- EXERCISE TASK: List all lines of the data containing the word "トレーングシリーズ".
%%
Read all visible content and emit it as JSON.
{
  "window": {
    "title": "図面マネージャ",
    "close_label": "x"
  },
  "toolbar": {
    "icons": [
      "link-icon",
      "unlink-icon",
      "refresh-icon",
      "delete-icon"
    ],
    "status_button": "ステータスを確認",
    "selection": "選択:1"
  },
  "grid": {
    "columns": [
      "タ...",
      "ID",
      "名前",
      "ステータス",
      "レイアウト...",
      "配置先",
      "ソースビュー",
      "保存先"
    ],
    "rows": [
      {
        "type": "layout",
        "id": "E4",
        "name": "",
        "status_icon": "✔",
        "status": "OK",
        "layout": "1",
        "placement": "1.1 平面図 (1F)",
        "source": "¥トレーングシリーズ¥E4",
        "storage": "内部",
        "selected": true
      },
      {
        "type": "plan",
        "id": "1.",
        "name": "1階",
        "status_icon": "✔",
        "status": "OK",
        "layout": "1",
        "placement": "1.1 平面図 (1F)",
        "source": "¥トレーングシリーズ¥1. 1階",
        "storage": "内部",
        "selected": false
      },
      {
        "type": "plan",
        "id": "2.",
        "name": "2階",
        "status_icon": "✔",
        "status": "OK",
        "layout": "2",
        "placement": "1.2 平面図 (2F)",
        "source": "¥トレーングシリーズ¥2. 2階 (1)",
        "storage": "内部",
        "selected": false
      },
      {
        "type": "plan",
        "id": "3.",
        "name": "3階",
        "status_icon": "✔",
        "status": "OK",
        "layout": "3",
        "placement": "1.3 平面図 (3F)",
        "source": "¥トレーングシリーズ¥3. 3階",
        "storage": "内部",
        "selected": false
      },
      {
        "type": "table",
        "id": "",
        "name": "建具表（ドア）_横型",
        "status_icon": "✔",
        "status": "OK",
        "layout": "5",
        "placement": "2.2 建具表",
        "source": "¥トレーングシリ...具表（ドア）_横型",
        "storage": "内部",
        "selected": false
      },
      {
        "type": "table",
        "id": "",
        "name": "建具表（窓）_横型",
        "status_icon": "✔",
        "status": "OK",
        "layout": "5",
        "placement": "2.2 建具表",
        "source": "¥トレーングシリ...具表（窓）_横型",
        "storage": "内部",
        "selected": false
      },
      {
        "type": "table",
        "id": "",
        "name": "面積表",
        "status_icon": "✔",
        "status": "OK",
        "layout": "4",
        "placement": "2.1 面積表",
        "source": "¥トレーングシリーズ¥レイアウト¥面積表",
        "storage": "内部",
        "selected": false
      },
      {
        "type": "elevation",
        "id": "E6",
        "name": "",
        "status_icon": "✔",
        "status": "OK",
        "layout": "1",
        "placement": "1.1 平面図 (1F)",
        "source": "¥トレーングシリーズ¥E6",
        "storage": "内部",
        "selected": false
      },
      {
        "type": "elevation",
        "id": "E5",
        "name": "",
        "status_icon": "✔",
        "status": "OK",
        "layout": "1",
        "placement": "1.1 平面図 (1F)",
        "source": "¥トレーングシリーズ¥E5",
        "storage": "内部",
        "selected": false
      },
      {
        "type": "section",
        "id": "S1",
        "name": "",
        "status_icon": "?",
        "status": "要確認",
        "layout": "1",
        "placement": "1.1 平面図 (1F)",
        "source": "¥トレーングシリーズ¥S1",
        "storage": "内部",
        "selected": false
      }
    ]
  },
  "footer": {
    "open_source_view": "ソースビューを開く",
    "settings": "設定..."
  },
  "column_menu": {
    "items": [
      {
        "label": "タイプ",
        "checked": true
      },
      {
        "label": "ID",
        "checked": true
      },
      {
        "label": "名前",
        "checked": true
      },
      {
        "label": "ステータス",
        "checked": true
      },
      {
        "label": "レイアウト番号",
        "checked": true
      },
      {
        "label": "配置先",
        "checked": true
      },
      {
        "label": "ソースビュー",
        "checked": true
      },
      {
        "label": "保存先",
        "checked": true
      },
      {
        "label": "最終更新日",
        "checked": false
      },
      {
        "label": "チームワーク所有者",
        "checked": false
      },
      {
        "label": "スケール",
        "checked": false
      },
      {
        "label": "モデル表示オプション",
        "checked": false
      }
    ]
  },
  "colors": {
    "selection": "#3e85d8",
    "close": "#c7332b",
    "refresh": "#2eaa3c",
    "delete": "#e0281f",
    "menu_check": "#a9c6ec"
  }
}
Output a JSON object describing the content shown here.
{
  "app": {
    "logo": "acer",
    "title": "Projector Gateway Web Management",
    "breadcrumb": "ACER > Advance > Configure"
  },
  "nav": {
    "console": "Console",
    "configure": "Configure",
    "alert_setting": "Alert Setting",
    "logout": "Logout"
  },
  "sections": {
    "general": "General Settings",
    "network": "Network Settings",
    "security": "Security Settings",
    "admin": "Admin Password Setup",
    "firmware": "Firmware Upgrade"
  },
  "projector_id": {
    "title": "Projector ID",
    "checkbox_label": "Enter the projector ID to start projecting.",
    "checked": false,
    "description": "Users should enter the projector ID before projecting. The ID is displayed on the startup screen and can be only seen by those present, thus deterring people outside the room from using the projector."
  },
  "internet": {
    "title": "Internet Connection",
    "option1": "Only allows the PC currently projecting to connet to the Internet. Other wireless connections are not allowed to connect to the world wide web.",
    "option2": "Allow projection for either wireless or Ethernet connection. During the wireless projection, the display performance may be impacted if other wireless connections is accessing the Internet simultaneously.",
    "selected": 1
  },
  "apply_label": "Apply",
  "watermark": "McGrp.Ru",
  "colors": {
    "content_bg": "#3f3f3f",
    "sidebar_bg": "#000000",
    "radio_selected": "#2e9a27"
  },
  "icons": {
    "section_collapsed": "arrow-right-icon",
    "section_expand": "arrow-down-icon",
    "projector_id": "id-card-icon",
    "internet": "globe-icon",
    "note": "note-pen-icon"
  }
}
%%
- ANSWER IN FULL:
        "source": "¥トレーングシリーズ¥E4",
        "source": "¥トレーングシリーズ¥1. 1階",
        "source": "¥トレーングシリーズ¥2. 2階 (1)",
        "source": "¥トレーングシリーズ¥3. 3階",
        "source": "¥トレーングシリーズ¥レイアウト¥面積表",
        "source": "¥トレーングシリーズ¥E6",
        "source": "¥トレーングシリーズ¥E5",
        "source": "¥トレーングシリーズ¥S1",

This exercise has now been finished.